DO THIS:
Collect from the data below each line with "comercial".

INPUT RECORDS:
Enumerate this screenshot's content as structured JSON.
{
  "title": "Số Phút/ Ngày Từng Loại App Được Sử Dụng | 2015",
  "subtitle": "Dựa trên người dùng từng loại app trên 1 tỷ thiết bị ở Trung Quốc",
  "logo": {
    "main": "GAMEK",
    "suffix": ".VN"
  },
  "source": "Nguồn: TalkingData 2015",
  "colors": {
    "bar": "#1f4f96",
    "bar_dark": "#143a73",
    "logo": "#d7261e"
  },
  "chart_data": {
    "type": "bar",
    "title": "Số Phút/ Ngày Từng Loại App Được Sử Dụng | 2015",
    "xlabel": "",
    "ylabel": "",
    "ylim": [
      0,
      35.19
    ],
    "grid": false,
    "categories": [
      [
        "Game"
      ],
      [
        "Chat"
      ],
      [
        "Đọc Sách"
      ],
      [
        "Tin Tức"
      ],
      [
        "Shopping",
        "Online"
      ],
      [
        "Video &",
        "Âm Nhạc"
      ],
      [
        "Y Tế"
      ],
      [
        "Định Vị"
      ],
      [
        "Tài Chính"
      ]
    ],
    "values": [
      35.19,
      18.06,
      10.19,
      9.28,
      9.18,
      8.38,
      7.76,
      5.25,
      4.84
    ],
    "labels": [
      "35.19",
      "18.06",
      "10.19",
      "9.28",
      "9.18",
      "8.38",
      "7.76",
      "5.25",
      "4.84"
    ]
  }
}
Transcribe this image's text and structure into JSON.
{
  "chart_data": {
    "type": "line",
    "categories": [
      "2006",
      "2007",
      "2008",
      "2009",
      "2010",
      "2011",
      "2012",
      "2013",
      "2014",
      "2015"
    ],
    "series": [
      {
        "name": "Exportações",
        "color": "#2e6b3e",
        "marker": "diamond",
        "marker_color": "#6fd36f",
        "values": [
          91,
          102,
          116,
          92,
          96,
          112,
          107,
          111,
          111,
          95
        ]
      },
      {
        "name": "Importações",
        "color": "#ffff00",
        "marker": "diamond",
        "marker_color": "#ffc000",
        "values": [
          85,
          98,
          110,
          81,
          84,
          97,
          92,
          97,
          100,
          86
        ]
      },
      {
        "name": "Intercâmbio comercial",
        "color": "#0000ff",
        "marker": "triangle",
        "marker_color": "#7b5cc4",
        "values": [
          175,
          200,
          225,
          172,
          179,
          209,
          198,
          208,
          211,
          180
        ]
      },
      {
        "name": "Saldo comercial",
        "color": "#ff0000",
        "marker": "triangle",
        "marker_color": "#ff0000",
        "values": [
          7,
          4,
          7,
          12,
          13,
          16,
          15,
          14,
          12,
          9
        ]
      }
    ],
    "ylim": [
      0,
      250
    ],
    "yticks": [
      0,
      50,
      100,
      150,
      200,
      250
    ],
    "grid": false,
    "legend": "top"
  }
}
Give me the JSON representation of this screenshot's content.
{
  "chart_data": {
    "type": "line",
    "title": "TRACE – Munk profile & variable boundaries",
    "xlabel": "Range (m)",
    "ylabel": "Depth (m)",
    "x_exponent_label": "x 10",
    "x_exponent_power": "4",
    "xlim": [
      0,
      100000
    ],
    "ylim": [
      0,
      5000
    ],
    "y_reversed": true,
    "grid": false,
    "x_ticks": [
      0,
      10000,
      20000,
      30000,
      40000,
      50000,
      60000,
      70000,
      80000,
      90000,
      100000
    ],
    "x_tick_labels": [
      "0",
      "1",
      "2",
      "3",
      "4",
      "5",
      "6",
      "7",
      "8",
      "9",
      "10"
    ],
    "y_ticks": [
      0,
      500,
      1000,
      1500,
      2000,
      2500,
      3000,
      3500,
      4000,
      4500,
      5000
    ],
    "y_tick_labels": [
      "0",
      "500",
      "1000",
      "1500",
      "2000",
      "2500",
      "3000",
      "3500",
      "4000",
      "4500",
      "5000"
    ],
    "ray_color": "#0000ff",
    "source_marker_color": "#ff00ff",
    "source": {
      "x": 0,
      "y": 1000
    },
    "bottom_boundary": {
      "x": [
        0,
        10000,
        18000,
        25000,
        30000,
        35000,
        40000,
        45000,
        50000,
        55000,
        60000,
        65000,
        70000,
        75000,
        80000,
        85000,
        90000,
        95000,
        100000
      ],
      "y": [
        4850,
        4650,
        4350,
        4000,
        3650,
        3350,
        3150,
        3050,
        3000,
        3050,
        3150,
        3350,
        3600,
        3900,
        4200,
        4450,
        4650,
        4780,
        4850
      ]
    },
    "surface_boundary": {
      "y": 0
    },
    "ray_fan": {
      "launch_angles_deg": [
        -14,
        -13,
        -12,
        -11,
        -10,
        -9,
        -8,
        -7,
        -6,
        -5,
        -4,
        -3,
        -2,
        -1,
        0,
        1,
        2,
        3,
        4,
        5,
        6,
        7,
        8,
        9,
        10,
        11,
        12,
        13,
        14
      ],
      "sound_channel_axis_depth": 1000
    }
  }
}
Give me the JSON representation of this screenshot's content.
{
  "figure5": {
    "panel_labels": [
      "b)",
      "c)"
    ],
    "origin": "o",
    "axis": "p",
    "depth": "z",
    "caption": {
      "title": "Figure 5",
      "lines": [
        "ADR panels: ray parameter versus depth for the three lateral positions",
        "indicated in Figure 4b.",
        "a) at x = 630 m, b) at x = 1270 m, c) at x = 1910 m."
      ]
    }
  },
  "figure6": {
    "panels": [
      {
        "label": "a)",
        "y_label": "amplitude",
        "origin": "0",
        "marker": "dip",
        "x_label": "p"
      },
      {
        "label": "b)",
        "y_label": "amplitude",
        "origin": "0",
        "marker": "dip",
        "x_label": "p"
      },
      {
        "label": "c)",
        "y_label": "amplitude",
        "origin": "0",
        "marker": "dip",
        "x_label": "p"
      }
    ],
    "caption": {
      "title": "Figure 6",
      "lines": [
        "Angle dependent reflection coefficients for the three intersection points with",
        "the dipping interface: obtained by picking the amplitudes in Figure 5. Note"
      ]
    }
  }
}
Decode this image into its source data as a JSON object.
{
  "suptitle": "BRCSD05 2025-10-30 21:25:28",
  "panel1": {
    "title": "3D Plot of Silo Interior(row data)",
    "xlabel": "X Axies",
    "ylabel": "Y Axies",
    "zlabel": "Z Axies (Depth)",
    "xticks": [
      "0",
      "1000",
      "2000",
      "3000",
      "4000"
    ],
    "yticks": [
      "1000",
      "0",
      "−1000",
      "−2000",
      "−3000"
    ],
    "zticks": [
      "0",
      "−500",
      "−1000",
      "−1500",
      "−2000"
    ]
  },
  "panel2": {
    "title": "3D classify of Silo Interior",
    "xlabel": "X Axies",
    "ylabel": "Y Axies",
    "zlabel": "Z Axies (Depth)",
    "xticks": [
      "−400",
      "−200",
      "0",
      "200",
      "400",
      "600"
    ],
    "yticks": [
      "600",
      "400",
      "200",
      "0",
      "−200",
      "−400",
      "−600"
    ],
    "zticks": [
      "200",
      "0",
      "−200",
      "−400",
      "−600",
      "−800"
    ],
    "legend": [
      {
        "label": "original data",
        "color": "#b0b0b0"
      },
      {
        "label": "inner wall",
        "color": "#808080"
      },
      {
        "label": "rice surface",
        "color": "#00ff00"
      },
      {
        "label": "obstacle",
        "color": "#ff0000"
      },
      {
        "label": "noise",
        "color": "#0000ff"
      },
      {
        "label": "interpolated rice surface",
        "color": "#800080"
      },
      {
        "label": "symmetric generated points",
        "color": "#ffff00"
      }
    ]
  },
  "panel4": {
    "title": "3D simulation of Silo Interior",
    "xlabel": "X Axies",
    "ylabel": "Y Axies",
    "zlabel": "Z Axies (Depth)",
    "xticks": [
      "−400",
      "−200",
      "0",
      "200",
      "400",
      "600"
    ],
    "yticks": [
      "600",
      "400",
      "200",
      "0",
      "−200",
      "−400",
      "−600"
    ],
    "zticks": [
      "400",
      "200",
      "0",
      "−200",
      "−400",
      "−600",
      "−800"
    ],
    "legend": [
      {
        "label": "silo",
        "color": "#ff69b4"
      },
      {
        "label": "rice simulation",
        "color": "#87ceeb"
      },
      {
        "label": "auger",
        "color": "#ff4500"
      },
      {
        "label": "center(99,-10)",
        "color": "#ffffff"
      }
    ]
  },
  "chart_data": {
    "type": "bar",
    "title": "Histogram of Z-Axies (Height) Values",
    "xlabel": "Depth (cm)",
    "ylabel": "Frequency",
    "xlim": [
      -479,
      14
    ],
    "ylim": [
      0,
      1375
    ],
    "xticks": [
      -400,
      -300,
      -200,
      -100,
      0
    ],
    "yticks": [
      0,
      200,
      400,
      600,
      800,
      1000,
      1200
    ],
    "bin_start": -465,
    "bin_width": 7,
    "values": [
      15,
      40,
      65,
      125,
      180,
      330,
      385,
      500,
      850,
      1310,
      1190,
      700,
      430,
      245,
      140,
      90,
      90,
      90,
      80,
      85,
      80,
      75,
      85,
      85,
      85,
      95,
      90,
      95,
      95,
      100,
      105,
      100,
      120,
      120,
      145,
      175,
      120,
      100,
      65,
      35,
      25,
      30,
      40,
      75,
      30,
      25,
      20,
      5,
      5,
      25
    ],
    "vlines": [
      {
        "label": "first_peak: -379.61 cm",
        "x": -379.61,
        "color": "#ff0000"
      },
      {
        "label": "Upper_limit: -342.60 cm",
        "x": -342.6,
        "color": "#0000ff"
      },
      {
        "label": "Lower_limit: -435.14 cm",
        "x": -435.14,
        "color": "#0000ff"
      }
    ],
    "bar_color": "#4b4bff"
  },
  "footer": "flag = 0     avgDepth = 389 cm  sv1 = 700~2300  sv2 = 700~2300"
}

SOLUTION:
        "name": "Intercâmbio comercial",
        "name": "Saldo comercial",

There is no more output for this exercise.